--- BEGIN Supplied records ---

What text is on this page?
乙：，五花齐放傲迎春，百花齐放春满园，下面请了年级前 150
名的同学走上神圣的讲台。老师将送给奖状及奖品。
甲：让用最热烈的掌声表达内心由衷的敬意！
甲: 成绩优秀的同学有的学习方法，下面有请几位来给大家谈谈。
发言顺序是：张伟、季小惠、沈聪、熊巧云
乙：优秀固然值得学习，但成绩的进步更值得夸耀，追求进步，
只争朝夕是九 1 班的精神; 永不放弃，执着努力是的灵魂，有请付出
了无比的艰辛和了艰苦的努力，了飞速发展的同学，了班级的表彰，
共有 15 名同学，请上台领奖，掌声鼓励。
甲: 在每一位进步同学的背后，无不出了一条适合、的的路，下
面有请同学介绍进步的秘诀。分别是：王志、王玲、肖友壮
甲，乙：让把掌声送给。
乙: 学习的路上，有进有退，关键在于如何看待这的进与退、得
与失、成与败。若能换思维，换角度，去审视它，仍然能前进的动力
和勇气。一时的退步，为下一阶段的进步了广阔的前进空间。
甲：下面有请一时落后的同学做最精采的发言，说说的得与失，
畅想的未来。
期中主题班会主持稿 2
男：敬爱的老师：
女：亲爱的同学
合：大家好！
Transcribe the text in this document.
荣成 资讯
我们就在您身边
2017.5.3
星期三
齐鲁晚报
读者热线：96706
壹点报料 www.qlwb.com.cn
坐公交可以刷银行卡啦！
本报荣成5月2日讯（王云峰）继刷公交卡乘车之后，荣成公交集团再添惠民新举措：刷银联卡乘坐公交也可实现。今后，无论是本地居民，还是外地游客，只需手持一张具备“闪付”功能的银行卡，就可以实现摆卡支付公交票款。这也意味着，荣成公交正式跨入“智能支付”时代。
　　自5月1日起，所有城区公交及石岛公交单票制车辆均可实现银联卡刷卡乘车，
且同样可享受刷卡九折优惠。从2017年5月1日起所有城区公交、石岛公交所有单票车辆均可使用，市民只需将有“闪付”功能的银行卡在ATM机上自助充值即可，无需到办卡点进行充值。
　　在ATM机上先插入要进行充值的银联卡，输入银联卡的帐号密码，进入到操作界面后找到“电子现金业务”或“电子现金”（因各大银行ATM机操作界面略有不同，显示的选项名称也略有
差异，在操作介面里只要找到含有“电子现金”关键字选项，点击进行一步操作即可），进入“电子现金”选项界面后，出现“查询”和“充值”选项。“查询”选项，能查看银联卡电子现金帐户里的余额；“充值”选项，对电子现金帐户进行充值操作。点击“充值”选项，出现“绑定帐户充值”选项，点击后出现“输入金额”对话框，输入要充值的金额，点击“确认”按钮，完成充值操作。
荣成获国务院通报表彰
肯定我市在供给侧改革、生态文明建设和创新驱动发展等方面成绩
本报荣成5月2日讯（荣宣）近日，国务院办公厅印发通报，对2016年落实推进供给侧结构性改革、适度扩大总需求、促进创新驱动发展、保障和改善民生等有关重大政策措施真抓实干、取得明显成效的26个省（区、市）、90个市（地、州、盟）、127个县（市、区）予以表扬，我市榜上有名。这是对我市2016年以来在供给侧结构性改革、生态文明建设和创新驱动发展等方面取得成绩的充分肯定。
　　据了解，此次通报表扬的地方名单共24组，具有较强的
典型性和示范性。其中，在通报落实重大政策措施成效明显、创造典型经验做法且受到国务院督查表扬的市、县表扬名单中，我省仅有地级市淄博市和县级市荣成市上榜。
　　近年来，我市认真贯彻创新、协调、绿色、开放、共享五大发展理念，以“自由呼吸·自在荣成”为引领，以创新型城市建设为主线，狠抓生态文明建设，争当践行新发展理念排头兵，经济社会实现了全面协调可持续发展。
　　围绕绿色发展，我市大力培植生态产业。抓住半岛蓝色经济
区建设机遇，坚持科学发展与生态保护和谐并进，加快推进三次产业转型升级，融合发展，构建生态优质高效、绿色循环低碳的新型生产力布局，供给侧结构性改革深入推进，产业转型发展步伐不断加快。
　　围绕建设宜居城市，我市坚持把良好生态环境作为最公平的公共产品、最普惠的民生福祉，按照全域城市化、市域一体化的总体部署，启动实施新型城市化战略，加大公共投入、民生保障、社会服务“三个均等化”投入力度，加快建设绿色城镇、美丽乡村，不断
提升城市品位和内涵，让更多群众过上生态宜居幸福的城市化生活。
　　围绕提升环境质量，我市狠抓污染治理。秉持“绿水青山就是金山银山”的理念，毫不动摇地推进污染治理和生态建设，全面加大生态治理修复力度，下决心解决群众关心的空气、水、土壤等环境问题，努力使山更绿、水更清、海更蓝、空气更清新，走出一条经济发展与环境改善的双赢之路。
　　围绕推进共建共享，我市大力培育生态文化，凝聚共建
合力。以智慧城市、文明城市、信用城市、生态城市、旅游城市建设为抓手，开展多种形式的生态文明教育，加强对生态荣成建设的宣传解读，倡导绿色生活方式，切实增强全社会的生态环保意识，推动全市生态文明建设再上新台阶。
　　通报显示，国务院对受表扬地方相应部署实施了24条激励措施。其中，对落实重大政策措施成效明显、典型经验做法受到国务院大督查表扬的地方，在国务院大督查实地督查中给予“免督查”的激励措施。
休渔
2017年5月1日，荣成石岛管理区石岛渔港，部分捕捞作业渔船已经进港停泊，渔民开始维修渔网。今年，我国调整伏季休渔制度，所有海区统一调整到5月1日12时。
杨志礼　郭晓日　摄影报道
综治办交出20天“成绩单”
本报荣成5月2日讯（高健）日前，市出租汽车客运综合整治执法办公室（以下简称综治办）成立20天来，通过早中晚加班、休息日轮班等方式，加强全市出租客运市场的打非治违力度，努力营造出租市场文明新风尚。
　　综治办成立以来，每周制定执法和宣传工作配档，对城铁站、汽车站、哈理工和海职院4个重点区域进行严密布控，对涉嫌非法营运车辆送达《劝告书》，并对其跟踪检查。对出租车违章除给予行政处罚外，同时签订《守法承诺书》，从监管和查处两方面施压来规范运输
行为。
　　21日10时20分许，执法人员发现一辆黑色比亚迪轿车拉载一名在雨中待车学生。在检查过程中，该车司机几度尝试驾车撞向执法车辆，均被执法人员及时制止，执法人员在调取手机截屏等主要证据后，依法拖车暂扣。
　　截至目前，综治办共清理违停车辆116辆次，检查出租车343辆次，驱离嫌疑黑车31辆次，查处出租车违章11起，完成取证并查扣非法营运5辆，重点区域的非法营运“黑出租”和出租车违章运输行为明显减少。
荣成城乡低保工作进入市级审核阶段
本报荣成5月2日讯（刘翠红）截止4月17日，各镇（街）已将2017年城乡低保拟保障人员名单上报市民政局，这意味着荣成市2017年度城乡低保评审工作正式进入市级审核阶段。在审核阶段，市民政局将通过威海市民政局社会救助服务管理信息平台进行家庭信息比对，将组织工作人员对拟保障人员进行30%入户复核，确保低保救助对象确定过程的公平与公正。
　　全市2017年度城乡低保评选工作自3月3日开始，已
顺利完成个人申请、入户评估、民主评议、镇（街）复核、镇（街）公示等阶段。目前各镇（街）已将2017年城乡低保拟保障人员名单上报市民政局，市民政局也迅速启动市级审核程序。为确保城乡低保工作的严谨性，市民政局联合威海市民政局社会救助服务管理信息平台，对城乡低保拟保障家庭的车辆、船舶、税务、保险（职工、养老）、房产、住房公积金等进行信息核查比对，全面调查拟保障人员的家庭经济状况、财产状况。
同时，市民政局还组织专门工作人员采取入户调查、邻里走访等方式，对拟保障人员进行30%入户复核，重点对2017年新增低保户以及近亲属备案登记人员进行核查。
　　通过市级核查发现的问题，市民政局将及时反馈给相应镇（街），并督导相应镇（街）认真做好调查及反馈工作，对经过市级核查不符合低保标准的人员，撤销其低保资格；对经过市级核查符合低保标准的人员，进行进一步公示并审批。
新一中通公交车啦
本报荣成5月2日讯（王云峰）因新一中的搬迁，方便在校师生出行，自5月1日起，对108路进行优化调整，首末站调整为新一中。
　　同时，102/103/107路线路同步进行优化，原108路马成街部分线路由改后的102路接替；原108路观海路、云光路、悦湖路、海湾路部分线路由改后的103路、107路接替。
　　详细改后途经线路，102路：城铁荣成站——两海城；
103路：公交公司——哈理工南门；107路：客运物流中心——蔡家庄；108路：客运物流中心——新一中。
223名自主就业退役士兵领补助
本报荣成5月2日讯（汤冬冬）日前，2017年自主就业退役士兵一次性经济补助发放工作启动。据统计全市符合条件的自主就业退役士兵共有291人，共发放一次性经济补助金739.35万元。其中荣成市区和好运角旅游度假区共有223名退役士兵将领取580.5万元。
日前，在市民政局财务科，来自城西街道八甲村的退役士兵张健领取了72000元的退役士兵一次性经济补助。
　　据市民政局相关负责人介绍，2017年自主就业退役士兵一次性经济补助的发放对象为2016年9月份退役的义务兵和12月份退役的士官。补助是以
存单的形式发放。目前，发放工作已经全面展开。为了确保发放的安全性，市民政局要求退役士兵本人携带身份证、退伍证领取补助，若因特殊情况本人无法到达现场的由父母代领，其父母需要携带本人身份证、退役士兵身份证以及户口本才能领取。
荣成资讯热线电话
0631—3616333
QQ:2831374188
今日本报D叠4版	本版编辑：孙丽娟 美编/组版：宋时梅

--- END Supplied records ---

# Exercise
Track down every line with the word "text" and copy it.

# Worked answer
What text is on this page?
Transcribe the text in this document.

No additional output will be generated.